* WORK INSTRUCTIONS:
Type out the material below exactly.

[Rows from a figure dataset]
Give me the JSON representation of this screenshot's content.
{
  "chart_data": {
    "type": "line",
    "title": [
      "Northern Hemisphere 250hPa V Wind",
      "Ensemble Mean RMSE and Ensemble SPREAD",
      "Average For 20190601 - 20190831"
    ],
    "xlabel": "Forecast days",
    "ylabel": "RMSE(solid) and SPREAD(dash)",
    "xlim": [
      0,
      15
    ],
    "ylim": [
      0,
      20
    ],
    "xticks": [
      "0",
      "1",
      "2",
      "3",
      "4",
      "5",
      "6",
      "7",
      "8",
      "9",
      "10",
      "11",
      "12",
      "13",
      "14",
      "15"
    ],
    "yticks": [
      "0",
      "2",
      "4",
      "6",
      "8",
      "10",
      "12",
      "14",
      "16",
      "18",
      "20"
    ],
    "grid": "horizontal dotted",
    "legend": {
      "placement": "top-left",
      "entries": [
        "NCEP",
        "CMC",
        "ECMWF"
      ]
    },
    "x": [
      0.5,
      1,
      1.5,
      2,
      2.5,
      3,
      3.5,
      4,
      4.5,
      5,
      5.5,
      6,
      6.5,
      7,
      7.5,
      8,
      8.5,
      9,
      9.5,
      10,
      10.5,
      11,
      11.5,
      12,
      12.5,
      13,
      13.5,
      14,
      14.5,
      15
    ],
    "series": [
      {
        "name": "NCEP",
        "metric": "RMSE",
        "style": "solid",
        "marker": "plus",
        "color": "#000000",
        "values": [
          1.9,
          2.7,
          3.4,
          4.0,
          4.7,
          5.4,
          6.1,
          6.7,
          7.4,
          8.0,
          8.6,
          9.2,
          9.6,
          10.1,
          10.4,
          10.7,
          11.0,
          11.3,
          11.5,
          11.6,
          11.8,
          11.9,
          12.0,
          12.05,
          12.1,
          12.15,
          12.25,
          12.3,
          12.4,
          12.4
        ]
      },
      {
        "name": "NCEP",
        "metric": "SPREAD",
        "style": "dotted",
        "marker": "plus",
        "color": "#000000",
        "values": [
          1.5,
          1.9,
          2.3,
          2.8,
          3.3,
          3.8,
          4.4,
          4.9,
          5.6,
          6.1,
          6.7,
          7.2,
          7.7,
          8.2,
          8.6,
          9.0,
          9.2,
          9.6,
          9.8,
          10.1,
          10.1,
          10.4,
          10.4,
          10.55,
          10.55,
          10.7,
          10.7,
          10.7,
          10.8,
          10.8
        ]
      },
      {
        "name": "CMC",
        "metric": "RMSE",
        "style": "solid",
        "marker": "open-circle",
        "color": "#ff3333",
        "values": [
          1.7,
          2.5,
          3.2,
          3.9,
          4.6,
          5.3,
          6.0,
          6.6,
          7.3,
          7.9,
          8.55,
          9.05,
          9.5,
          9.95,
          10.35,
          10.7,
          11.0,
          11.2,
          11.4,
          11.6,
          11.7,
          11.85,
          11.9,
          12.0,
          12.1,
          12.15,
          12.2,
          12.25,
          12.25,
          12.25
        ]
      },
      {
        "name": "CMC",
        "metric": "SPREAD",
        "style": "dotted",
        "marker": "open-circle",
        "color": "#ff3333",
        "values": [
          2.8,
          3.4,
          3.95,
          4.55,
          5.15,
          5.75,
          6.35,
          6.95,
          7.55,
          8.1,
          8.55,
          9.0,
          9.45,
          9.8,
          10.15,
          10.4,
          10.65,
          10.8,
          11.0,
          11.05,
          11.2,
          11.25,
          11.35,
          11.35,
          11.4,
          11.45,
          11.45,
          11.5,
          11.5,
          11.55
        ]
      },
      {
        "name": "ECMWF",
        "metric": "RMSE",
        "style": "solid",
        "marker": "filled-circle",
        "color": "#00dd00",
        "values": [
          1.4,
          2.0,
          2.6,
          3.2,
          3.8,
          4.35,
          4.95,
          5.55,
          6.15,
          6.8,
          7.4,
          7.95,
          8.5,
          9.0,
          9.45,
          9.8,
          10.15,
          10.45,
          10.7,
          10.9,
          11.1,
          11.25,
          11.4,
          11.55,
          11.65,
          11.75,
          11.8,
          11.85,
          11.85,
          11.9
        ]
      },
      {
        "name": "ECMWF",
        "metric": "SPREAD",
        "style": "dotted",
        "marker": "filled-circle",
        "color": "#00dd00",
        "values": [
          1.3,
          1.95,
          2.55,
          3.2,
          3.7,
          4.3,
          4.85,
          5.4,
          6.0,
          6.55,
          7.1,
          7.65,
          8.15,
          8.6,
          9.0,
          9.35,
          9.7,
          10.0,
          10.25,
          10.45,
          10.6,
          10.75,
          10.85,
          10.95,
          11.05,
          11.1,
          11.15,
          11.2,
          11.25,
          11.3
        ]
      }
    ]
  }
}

* EXPECTED ANSWER:
Give me the JSON representation of this screenshot's content.
{
  "chart_data": {
    "type": "line",
    "title": [
      "Northern Hemisphere 250hPa V Wind",
      "Ensemble Mean RMSE and Ensemble SPREAD",
      "Average For 20190601 - 20190831"
    ],
    "xlabel": "Forecast days",
    "ylabel": "RMSE(solid) and SPREAD(dash)",
    "xlim": [
      0,
      15
    ],
    "ylim": [
      0,
      20
    ],
    "xticks": [
      "0",
      "1",
      "2",
      "3",
      "4",
      "5",
      "6",
      "7",
      "8",
      "9",
      "10",
      "11",
      "12",
      "13",
      "14",
      "15"
    ],
    "yticks": [
      "0",
      "2",
      "4",
      "6",
      "8",
      "10",
      "12",
      "14",
      "16",
      "18",
      "20"
    ],
    "grid": "horizontal dotted",
    "legend": {
      "placement": "top-left",
      "entries": [
        "NCEP",
        "CMC",
        "ECMWF"
      ]
    },
    "x": [
      0.5,
      1,
      1.5,
      2,
      2.5,
      3,
      3.5,
      4,
      4.5,
      5,
      5.5,
      6,
      6.5,
      7,
      7.5,
      8,
      8.5,
      9,
      9.5,
      10,
      10.5,
      11,
      11.5,
      12,
      12.5,
      13,
      13.5,
      14,
      14.5,
      15
    ],
    "series": [
      {
        "name": "NCEP",
        "metric": "RMSE",
        "style": "solid",
        "marker": "plus",
        "color": "#000000",
        "values": [
          1.9,
          2.7,
          3.4,
          4.0,
          4.7,
          5.4,
          6.1,
          6.7,
          7.4,
          8.0,
          8.6,
          9.2,
          9.6,
          10.1,
          10.4,
          10.7,
          11.0,
          11.3,
          11.5,
          11.6,
          11.8,
          11.9,
          12.0,
          12.05,
          12.1,
          12.15,
          12.25,
          12.3,
          12.4,
          12.4
        ]
      },
      {
        "name": "NCEP",
        "metric": "SPREAD",
        "style": "dotted",
        "marker": "plus",
        "color": "#000000",
        "values": [
          1.5,
          1.9,
          2.3,
          2.8,
          3.3,
          3.8,
          4.4,
          4.9,
          5.6,
          6.1,
          6.7,
          7.2,
          7.7,
          8.2,
          8.6,
          9.0,
          9.2,
          9.6,
          9.8,
          10.1,
          10.1,
          10.4,
          10.4,
          10.55,
          10.55,
          10.7,
          10.7,
          10.7,
          10.8,
          10.8
        ]
      },
      {
        "name": "CMC",
        "metric": "RMSE",
        "style": "solid",
        "marker": "open-circle",
        "color": "#ff3333",
        "values": [
          1.7,
          2.5,
          3.2,
          3.9,
          4.6,
          5.3,
          6.0,
          6.6,
          7.3,
          7.9,
          8.55,
          9.05,
          9.5,
          9.95,
          10.35,
          10.7,
          11.0,
          11.2,
          11.4,
          11.6,
          11.7,
          11.85,
          11.9,
          12.0,
          12.1,
          12.15,
          12.2,
          12.25,
          12.25,
          12.25
        ]
      },
      {
        "name": "CMC",
        "metric": "SPREAD",
        "style": "dotted",
        "marker": "open-circle",
        "color": "#ff3333",
        "values": [
          2.8,
          3.4,
          3.95,
          4.55,
          5.15,
          5.75,
          6.35,
          6.95,
          7.55,
          8.1,
          8.55,
          9.0,
          9.45,
          9.8,
          10.15,
          10.4,
          10.65,
          10.8,
          11.0,
          11.05,
          11.2,
          11.25,
          11.35,
          11.35,
          11.4,
          11.45,
          11.45,
          11.5,
          11.5,
          11.55
        ]
      },
      {
        "name": "ECMWF",
        "metric": "RMSE",
        "style": "solid",
        "marker": "filled-circle",
        "color": "#00dd00",
        "values": [
          1.4,
          2.0,
          2.6,
          3.2,
          3.8,
          4.35,
          4.95,
          5.55,
          6.15,
          6.8,
          7.4,
          7.95,
          8.5,
          9.0,
          9.45,
          9.8,
          10.15,
          10.45,
          10.7,
          10.9,
          11.1,
          11.25,
          11.4,
          11.55,
          11.65,
          11.75,
          11.8,
          11.85,
          11.85,
          11.9
        ]
      },
      {
        "name": "ECMWF",
        "metric": "SPREAD",
        "style": "dotted",
        "marker": "filled-circle",
        "color": "#00dd00",
        "values": [
          1.3,
          1.95,
          2.55,
          3.2,
          3.7,
          4.3,
          4.85,
          5.4,
          6.0,
          6.55,
          7.1,
          7.65,
          8.15,
          8.6,
          9.0,
          9.35,
          9.7,
          10.0,
          10.25,
          10.45,
          10.6,
          10.75,
          10.85,
          10.95,
          11.05,
          11.1,
          11.15,
          11.2,
          11.25,
          11.3
        ]
      }
    ]
  }
}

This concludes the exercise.